## Exercise brief
Write out all of the entries exactly, please.

## Record list
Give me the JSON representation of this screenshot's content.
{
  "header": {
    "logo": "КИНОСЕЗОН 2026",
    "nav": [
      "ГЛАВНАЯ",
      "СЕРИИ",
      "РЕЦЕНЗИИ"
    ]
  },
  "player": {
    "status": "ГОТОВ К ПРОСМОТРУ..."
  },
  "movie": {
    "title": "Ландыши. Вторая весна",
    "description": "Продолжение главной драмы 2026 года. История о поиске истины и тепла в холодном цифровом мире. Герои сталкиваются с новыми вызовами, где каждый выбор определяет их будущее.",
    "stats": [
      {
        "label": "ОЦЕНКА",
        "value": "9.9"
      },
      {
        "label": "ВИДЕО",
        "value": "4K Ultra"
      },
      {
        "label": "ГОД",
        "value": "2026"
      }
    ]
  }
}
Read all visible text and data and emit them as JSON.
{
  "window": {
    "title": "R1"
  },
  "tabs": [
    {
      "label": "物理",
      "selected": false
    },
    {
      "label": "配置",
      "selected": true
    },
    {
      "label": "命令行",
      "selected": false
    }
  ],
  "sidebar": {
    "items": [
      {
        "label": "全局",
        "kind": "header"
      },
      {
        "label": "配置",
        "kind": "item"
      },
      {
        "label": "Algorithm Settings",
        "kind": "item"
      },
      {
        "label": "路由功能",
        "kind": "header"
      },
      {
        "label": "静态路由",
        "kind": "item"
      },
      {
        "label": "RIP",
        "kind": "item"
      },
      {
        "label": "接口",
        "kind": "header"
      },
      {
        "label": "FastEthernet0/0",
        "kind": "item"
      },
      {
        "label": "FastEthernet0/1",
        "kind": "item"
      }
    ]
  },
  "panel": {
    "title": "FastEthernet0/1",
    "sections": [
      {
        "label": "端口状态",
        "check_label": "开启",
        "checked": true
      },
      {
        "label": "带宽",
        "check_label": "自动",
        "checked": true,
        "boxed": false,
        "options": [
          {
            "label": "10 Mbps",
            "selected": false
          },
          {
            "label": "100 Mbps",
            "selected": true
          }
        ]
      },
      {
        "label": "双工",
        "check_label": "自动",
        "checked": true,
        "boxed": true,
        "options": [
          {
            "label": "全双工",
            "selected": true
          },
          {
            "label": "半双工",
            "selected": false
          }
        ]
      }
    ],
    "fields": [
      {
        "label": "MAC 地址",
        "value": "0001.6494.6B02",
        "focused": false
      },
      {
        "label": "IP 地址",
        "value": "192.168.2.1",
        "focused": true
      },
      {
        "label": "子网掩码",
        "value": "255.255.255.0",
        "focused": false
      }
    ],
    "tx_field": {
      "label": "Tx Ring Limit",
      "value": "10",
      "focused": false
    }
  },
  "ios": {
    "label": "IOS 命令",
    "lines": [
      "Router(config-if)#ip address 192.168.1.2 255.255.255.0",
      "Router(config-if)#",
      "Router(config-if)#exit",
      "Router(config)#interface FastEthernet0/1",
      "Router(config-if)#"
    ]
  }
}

## Exercise answer
Give me the JSON representation of this screenshot's content.
{
  "header": {
    "logo": "КИНОСЕЗОН 2026",
    "nav": [
      "ГЛАВНАЯ",
      "СЕРИИ",
      "РЕЦЕНЗИИ"
    ]
  },
  "player": {
    "status": "ГОТОВ К ПРОСМОТРУ..."
  },
  "movie": {
    "title": "Ландыши. Вторая весна",
    "description": "Продолжение главной драмы 2026 года. История о поиске истины и тепла в холодном цифровом мире. Герои сталкиваются с новыми вызовами, где каждый выбор определяет их будущее.",
    "stats": [
      {
        "label": "ОЦЕНКА",
        "value": "9.9"
      },
      {
        "label": "ВИДЕО",
        "value": "4K Ultra"
      },
      {
        "label": "ГОД",
        "value": "2026"
      }
    ]
  }
}
Read all visible text and data and emit them as JSON.
{
  "window": {
    "title": "R1"
  },
  "tabs": [
    {
      "label": "物理",
      "selected": false
    },
    {
      "label": "配置",
      "selected": true
    },
    {
      "label": "命令行",
      "selected": false
    }
  ],
  "sidebar": {
    "items": [
      {
        "label": "全局",
        "kind": "header"
      },
      {
        "label": "配置",
        "kind": "item"
      },
      {
        "label": "Algorithm Settings",
        "kind": "item"
      },
      {
        "label": "路由功能",
        "kind": "header"
      },
      {
        "label": "静态路由",
        "kind": "item"
      },
      {
        "label": "RIP",
        "kind": "item"
      },
      {
        "label": "接口",
        "kind": "header"
      },
      {
        "label": "FastEthernet0/0",
        "kind": "item"
      },
      {
        "label": "FastEthernet0/1",
        "kind": "item"
      }
    ]
  },
  "panel": {
    "title": "FastEthernet0/1",
    "sections": [
      {
        "label": "端口状态",
        "check_label": "开启",
        "checked": true
      },
      {
        "label": "带宽",
        "check_label": "自动",
        "checked": true,
        "boxed": false,
        "options": [
          {
            "label": "10 Mbps",
            "selected": false
          },
          {
            "label": "100 Mbps",
            "selected": true
          }
        ]
      },
      {
        "label": "双工",
        "check_label": "自动",
        "checked": true,
        "boxed": true,
        "options": [
          {
            "label": "全双工",
            "selected": true
          },
          {
            "label": "半双工",
            "selected": false
          }
        ]
      }
    ],
    "fields": [
      {
        "label": "MAC 地址",
        "value": "0001.6494.6B02",
        "focused": false
      },
      {
        "label": "IP 地址",
        "value": "192.168.2.1",
        "focused": true
      },
      {
        "label": "子网掩码",
        "value": "255.255.255.0",
        "focused": false
      }
    ],
    "tx_field": {
      "label": "Tx Ring Limit",
      "value": "10",
      "focused": false
    }
  },
  "ios": {
    "label": "IOS 命令",
    "lines": [
      "Router(config-if)#ip address 192.168.1.2 255.255.255.0",
      "Router(config-if)#",
      "Router(config-if)#exit",
      "Router(config)#interface FastEthernet0/1",
      "Router(config-if)#"
    ]
  }
}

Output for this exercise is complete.